*** INPUT RECORDS Section Begins ***

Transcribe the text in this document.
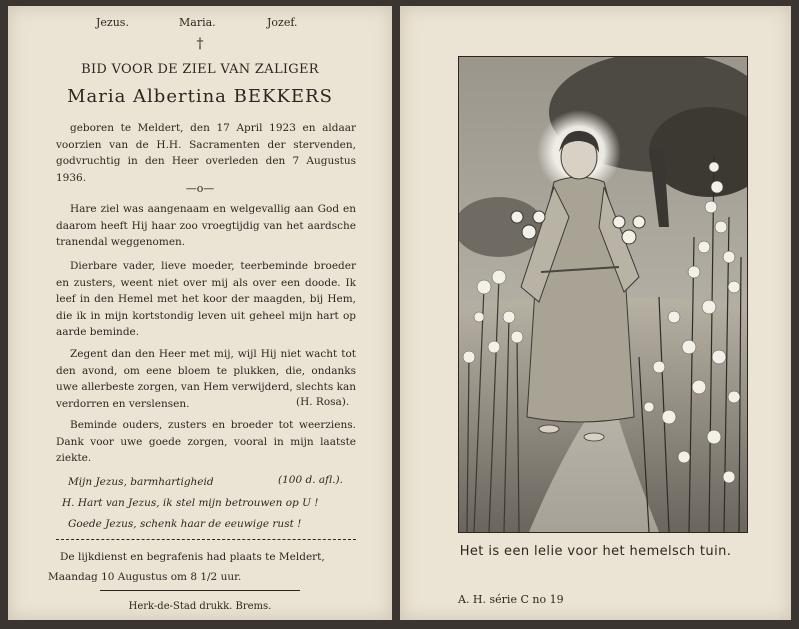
Jezus.	Maria.	Jozef.
†
BID VOOR DE ZIEL VAN ZALIGER
Maria Albertina BEKKERS
geboren te Meldert, den 17 April 1923 en aldaar voorzien van de H.H. Sacramenten der stervenden, godvruchtig in den Heer overleden den 7 Augustus 1936.
—o—
Hare ziel was aangenaam en welgevallig aan God en daarom heeft Hij haar zoo vroegtijdig van het aardsche tranendal weggenomen.
Dierbare vader, lieve moeder, teerbeminde broeder en zusters, weent niet over mij als over een doode. Ik leef in den Hemel met het koor der maagden, bij Hem, die ik in mijn kortstondig leven uit geheel mijn hart op aarde beminde.
Zegent dan den Heer met mij, wijl Hij niet wacht tot den avond, om eene bloem te plukken, die, ondanks uwe allerbeste zorgen, van Hem verwijderd, slechts kan verdorren en verslensen.	(H. Rosa).
Beminde ouders, zusters en broeder tot weerziens. Dank voor uwe goede zorgen, vooral in mijn laatste ziekte.
Mijn Jezus, barmhartigheid	(100 d. afl.).
H. Hart van Jezus, ik stel mijn betrouwen op U !
Goede Jezus, schenk haar de eeuwige rust !
De lijkdienst en begrafenis had plaats te Meldert,
Maandag 10 Augustus om 8 1/2 uur.
Herk-de-Stad drukk. Brems.
Het is een lelie voor het hemelsch tuin.
A. H. série C no 19
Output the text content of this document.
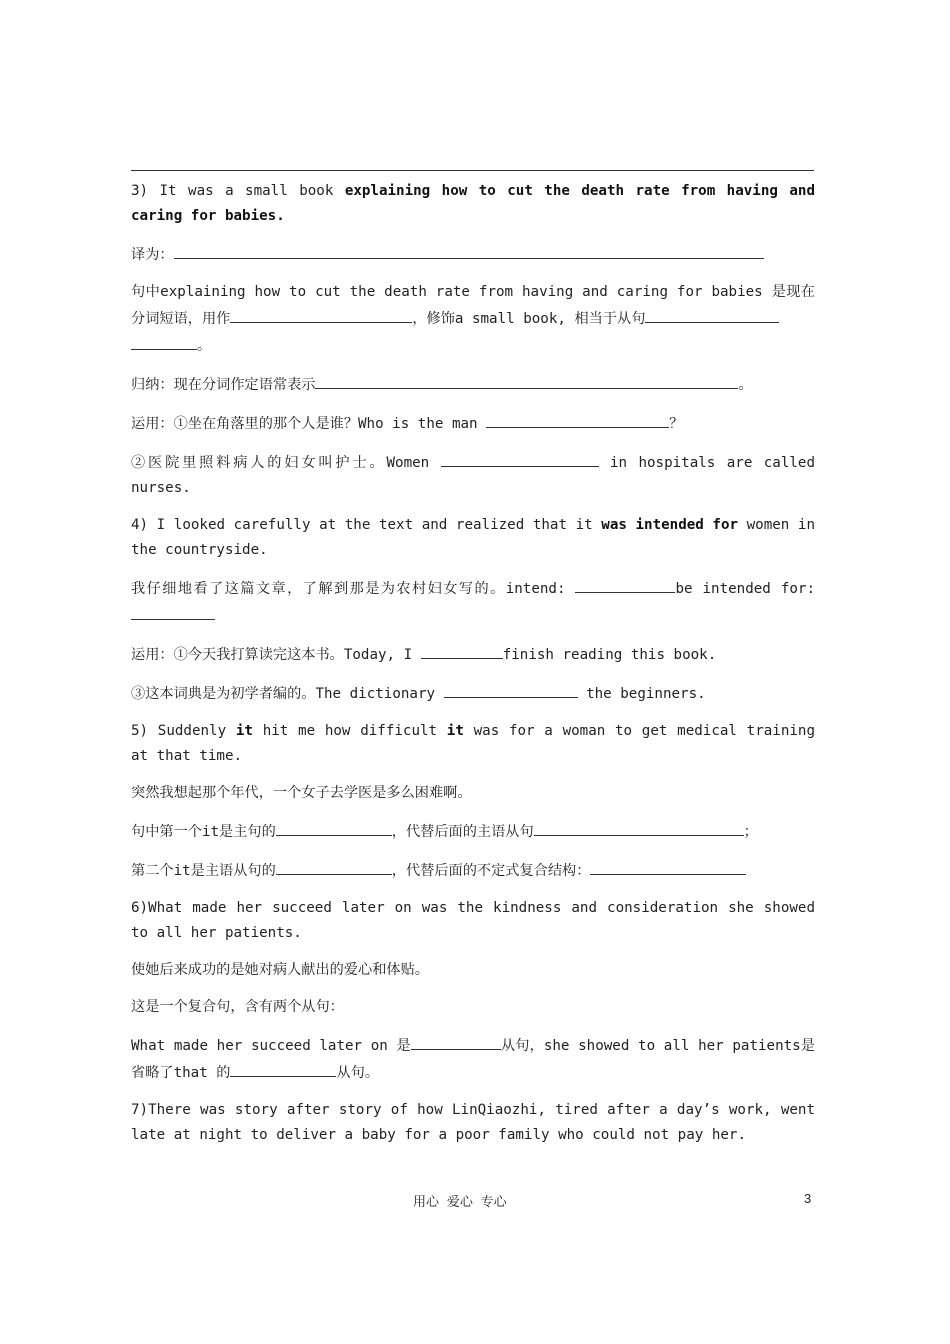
3) It was a small book explaining how to cut the death rate from having and caring for babies.

译为：

句中explaining how to cut the death rate from having and caring for babies 是现在分词短语，用作	，修饰a small book, 相当于从句
。

归纳：现在分词作定语常表示	。

运用：①坐在角落里的那个人是谁？Who is the man	？

②医院里照料病人的妇女叫护士。Women	in hospitals are called nurses.

4) I looked carefully at the text and realized that it was intended for women in the countryside.

我仔细地看了这篇文章，了解到那是为农村妇女写的。intend:	be intended for:

运用：①今天我打算读完这本书。Today, I	finish reading this book.

③这本词典是为初学者编的。The dictionary	the beginners.

5) Suddenly it hit me how difficult it was for a woman to get medical training at that time.

突然我想起那个年代，一个女子去学医是多么困难啊。

句中第一个it是主句的	，代替后面的主语从句	；

第二个it是主语从句的	，代替后面的不定式复合结构：

6)What made her succeed later on was the kindness and consideration she showed to all her patients.

使她后来成功的是她对病人献出的爱心和体贴。

这是一个复合句，含有两个从句：

What made her succeed later on 是	从句，she showed to all her patients是省略了that 的	从句。

7)There was story after story of how LinQiaozhi, tired after a day’s work, went late at night to deliver a baby for a poor family who could not pay her.

用心 爱心 专心	3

*** INPUT RECORDS Section Ends ***

ABOUT THIS EXERCISE:
Pictures stay out; everything else in the listing above is to be repeated exactly.

SOLUTION TO THIS EXERCISE:
Transcribe the text in this document.
Jezus.	Maria.	Jozef.
†
BID VOOR DE ZIEL VAN ZALIGER
Maria Albertina BEKKERS
geboren te Meldert, den 17 April 1923 en aldaar voorzien van de H.H. Sacramenten der stervenden, godvruchtig in den Heer overleden den 7 Augustus 1936.
—o—
Hare ziel was aangenaam en welgevallig aan God en daarom heeft Hij haar zoo vroegtijdig van het aardsche tranendal weggenomen.
Dierbare vader, lieve moeder, teerbeminde broeder en zusters, weent niet over mij als over een doode. Ik leef in den Hemel met het koor der maagden, bij Hem, die ik in mijn kortstondig leven uit geheel mijn hart op aarde beminde.
Zegent dan den Heer met mij, wijl Hij niet wacht tot den avond, om eene bloem te plukken, die, ondanks uwe allerbeste zorgen, van Hem verwijderd, slechts kan verdorren en verslensen.	(H. Rosa).
Beminde ouders, zusters en broeder tot weerziens. Dank voor uwe goede zorgen, vooral in mijn laatste ziekte.
Mijn Jezus, barmhartigheid	(100 d. afl.).
H. Hart van Jezus, ik stel mijn betrouwen op U !
Goede Jezus, schenk haar de eeuwige rust !
De lijkdienst en begrafenis had plaats te Meldert,
Maandag 10 Augustus om 8 1/2 uur.
Herk-de-Stad drukk. Brems.
Het is een lelie voor het hemelsch tuin.
A. H. série C no 19
Output the text content of this document.
3) It was a small book explaining how to cut the death rate from having and caring for babies.

译为：

句中explaining how to cut the death rate from having and caring for babies 是现在分词短语，用作	，修饰a small book, 相当于从句
。

归纳：现在分词作定语常表示	。

运用：①坐在角落里的那个人是谁？Who is the man	？

②医院里照料病人的妇女叫护士。Women	in hospitals are called nurses.

4) I looked carefully at the text and realized that it was intended for women in the countryside.

我仔细地看了这篇文章，了解到那是为农村妇女写的。intend:	be intended for:

运用：①今天我打算读完这本书。Today, I	finish reading this book.

③这本词典是为初学者编的。The dictionary	the beginners.

5) Suddenly it hit me how difficult it was for a woman to get medical training at that time.

突然我想起那个年代，一个女子去学医是多么困难啊。

句中第一个it是主句的	，代替后面的主语从句	；

第二个it是主语从句的	，代替后面的不定式复合结构：

6)What made her succeed later on was the kindness and consideration she showed to all her patients.

使她后来成功的是她对病人献出的爱心和体贴。

这是一个复合句，含有两个从句：

What made her succeed later on 是	从句，she showed to all her patients是省略了that 的	从句。

7)There was story after story of how LinQiaozhi, tired after a day’s work, went late at night to deliver a baby for a poor family who could not pay her.

用心 爱心 专心	3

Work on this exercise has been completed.